Collected data:

*****

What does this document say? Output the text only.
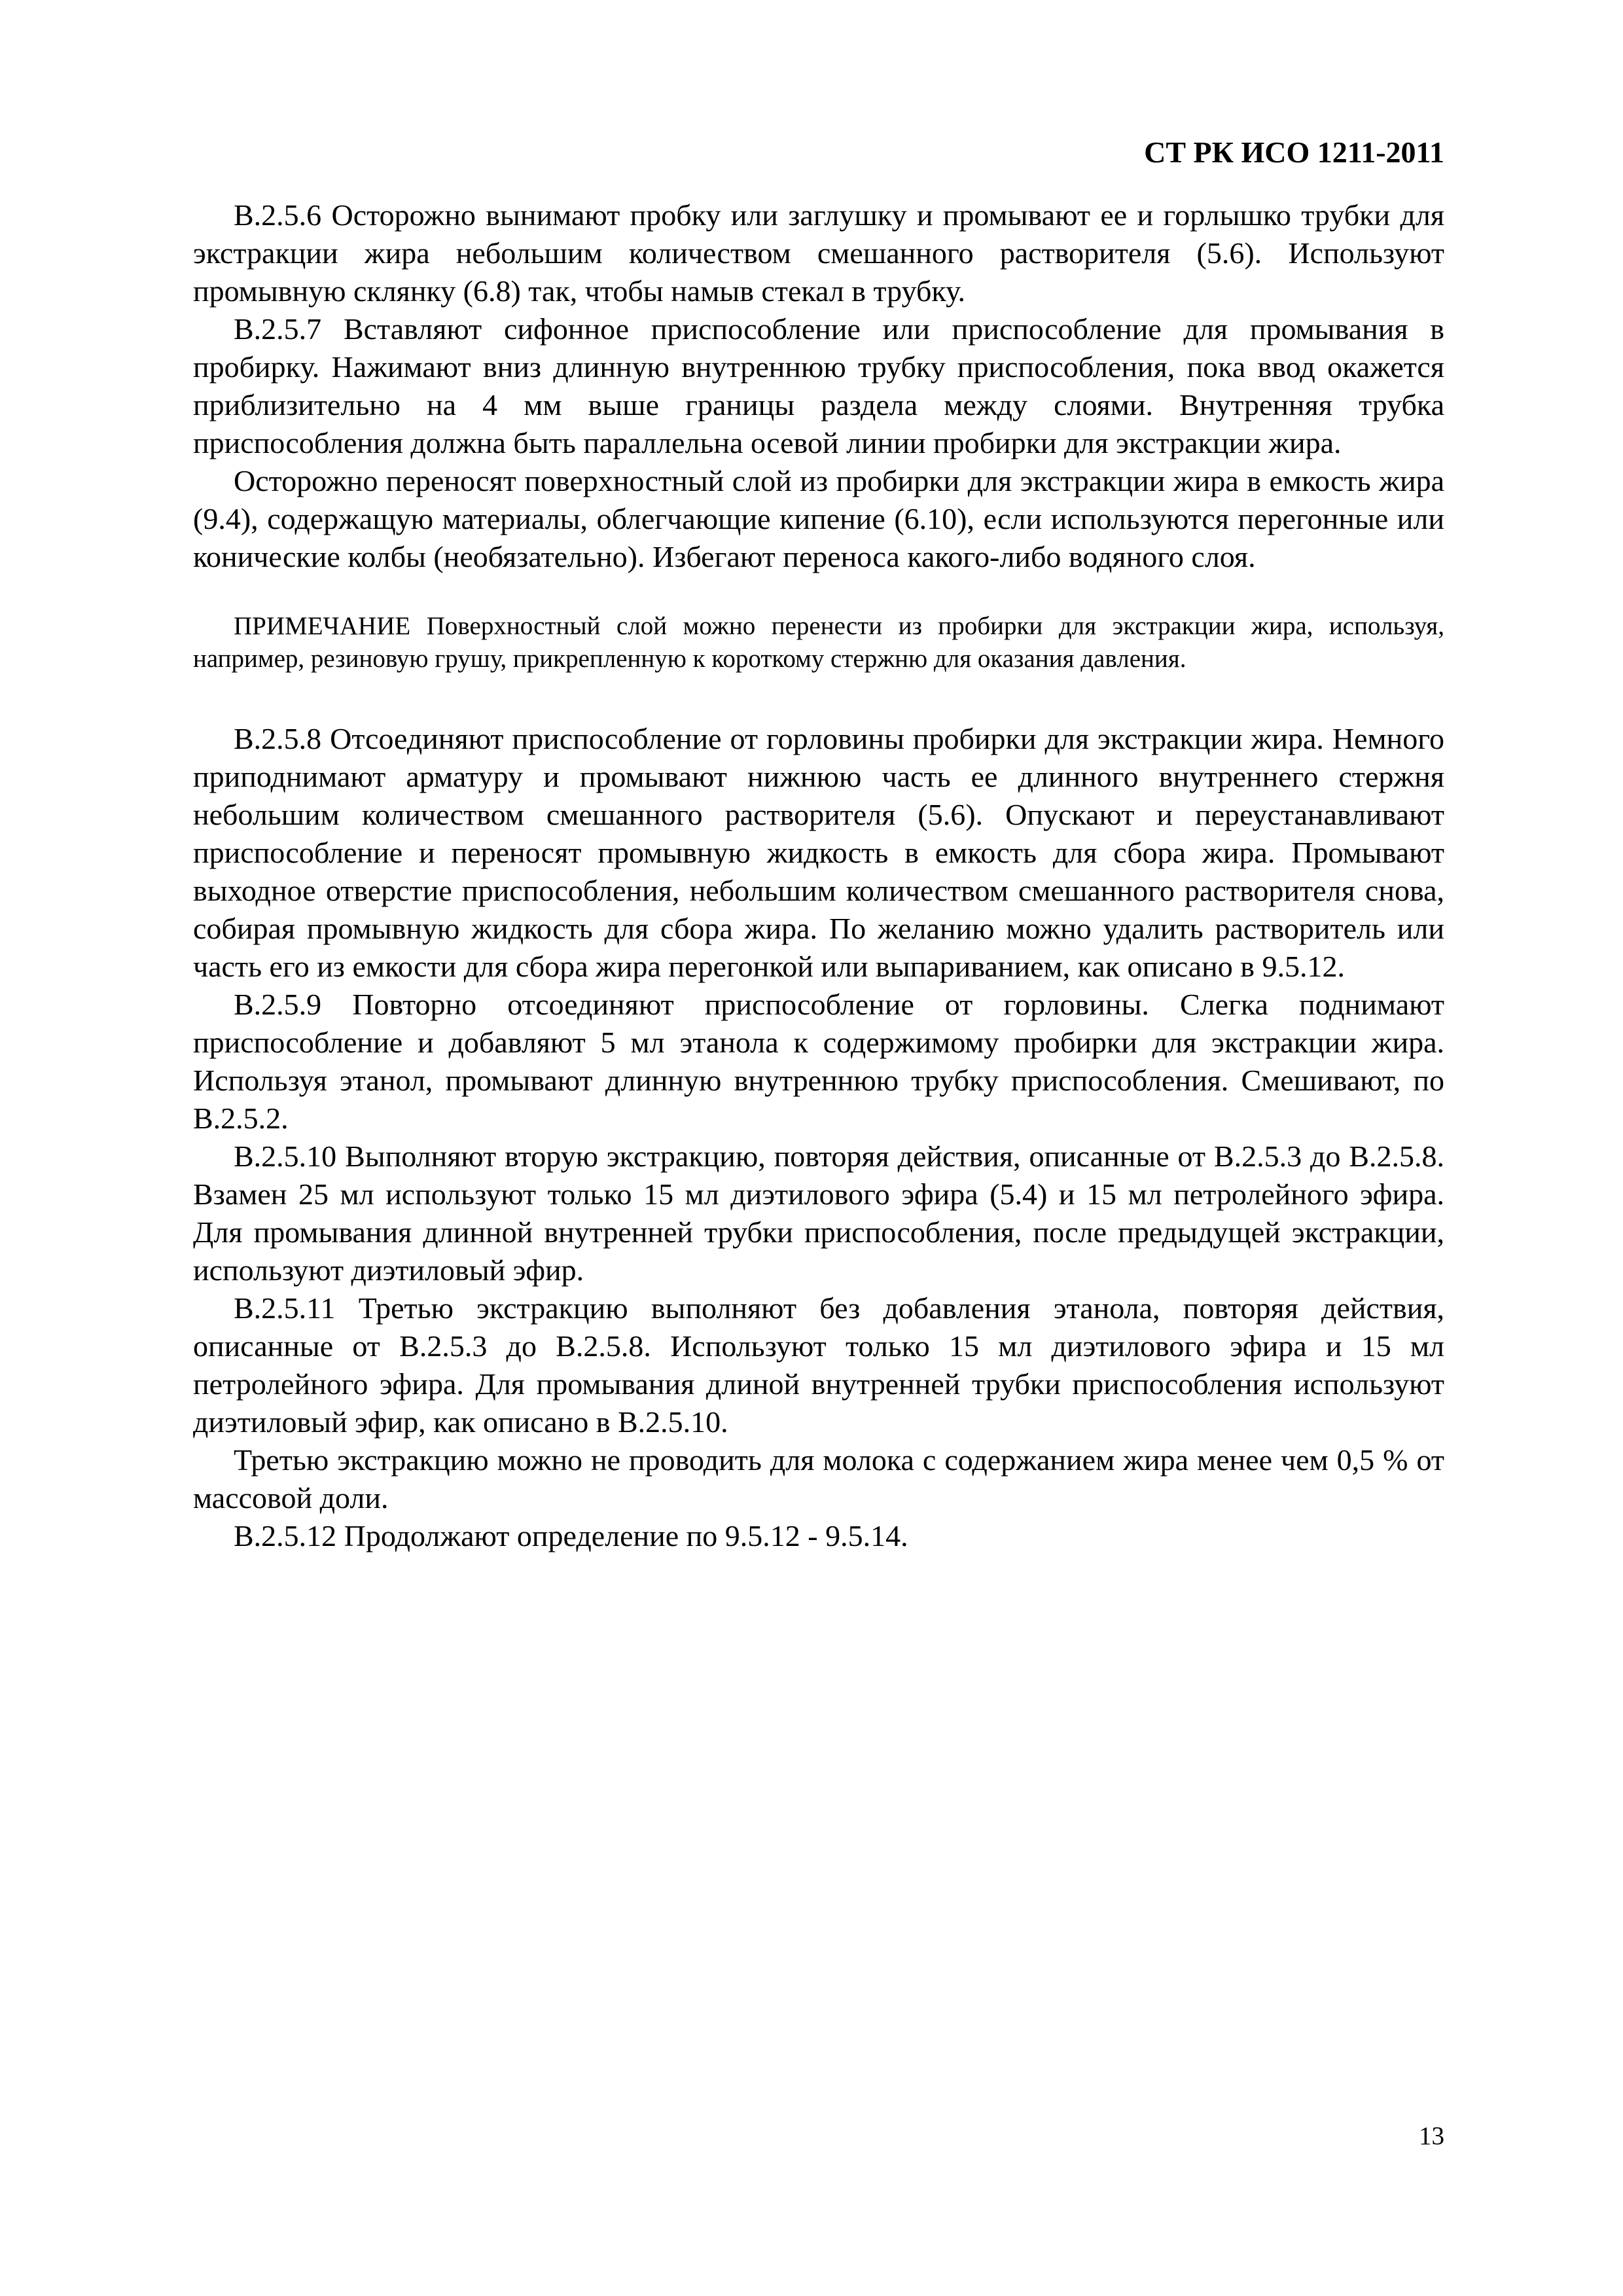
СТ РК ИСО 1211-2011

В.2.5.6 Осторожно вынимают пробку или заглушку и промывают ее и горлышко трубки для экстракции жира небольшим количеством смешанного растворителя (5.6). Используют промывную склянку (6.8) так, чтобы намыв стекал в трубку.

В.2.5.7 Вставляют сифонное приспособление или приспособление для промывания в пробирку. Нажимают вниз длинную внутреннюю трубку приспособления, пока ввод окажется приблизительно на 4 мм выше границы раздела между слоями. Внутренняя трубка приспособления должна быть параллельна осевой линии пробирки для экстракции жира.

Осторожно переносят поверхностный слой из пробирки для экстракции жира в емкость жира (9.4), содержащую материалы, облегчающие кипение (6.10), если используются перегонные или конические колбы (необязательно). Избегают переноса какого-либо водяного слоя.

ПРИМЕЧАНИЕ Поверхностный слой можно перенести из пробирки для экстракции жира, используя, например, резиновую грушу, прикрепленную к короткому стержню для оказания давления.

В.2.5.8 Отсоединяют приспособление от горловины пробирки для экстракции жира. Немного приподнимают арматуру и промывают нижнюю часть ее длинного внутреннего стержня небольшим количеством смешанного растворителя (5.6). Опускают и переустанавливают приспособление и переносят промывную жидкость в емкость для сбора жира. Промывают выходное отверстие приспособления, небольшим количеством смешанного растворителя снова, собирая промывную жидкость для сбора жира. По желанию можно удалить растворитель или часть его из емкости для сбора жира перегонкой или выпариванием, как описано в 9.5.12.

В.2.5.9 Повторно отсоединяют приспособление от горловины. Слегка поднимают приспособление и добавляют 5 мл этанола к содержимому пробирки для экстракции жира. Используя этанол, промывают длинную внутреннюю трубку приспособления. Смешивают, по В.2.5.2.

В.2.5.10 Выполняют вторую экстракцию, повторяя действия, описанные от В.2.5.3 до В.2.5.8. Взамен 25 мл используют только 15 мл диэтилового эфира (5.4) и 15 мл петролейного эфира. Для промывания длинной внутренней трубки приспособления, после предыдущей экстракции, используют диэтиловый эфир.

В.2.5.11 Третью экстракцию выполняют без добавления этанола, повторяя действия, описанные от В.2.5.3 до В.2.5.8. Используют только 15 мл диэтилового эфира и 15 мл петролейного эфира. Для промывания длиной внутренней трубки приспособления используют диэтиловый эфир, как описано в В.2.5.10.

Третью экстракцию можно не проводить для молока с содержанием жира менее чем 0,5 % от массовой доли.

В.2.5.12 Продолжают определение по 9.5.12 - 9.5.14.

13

*****

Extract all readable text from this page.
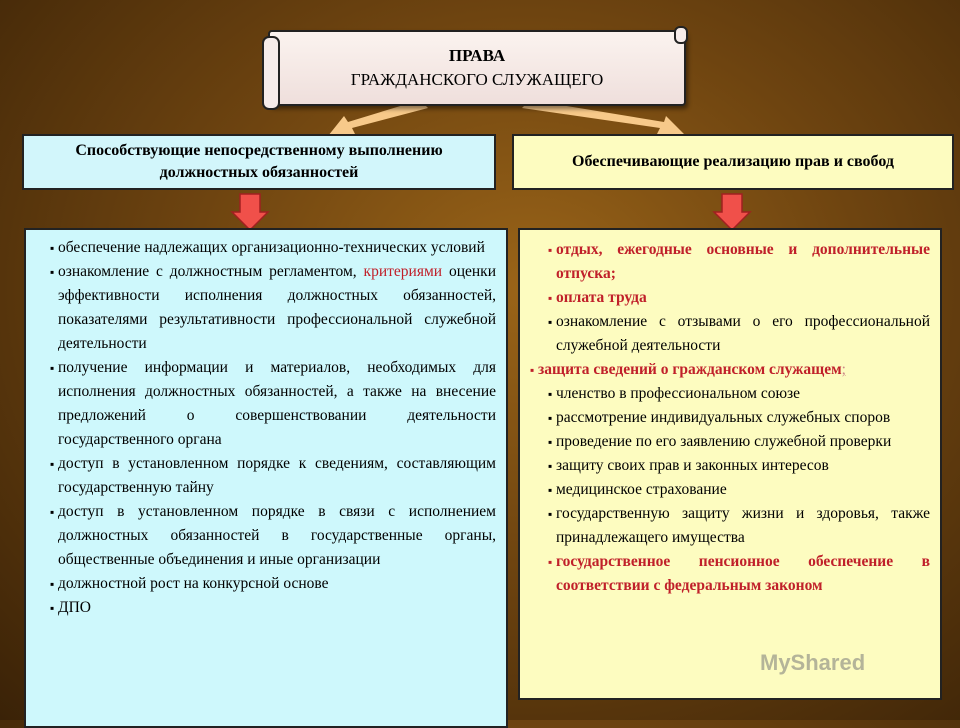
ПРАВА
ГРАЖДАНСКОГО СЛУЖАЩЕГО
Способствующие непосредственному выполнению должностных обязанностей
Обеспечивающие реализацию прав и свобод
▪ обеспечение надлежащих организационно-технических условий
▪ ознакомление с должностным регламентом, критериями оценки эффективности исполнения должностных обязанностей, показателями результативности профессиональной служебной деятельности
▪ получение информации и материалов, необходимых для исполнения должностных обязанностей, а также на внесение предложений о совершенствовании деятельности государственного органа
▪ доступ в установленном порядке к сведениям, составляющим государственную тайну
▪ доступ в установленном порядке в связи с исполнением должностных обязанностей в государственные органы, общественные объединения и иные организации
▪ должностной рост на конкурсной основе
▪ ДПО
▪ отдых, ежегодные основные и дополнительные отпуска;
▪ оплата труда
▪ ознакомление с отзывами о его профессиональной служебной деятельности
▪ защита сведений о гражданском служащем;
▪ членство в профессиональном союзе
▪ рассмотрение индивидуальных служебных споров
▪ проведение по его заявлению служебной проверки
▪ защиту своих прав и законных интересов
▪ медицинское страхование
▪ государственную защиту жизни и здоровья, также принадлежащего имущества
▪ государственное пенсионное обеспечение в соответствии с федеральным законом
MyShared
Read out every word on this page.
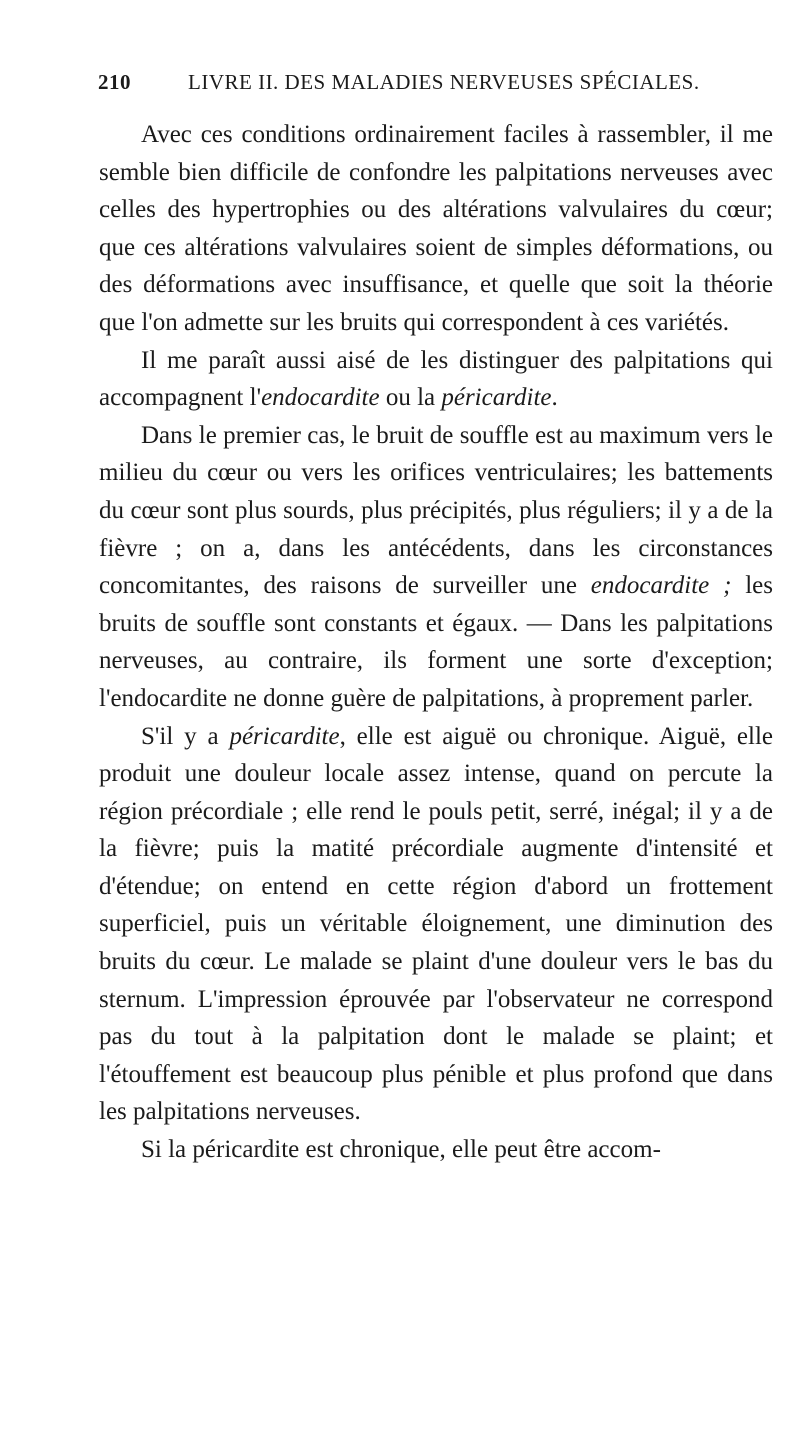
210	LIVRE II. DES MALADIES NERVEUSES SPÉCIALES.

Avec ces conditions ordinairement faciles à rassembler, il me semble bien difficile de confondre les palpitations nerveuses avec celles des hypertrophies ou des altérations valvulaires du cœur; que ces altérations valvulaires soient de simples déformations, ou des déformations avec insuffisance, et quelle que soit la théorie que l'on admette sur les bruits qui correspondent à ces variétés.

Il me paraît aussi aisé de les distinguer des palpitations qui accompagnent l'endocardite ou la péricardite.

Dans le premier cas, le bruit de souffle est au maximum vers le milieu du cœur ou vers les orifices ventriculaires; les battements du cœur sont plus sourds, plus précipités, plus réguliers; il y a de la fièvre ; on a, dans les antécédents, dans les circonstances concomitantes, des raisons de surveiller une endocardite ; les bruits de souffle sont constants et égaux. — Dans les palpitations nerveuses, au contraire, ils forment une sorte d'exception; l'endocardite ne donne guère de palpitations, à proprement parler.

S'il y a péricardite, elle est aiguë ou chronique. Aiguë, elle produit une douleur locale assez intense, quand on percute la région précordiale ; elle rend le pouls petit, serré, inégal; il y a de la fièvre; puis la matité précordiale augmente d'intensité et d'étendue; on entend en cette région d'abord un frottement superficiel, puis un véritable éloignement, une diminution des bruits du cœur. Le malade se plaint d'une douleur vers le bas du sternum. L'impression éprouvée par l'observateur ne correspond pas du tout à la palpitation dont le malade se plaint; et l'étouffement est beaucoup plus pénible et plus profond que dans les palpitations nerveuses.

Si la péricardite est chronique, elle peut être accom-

*****

Filter the records above for "ознакомление" and copy every matching line.

▪ ознакомление с должностным регламентом, критериями оценки эффективности исполнения должностных обязанностей, показателями результативности профессиональной служебной деятельности
▪ ознакомление с отзывами о его профессиональной служебной деятельности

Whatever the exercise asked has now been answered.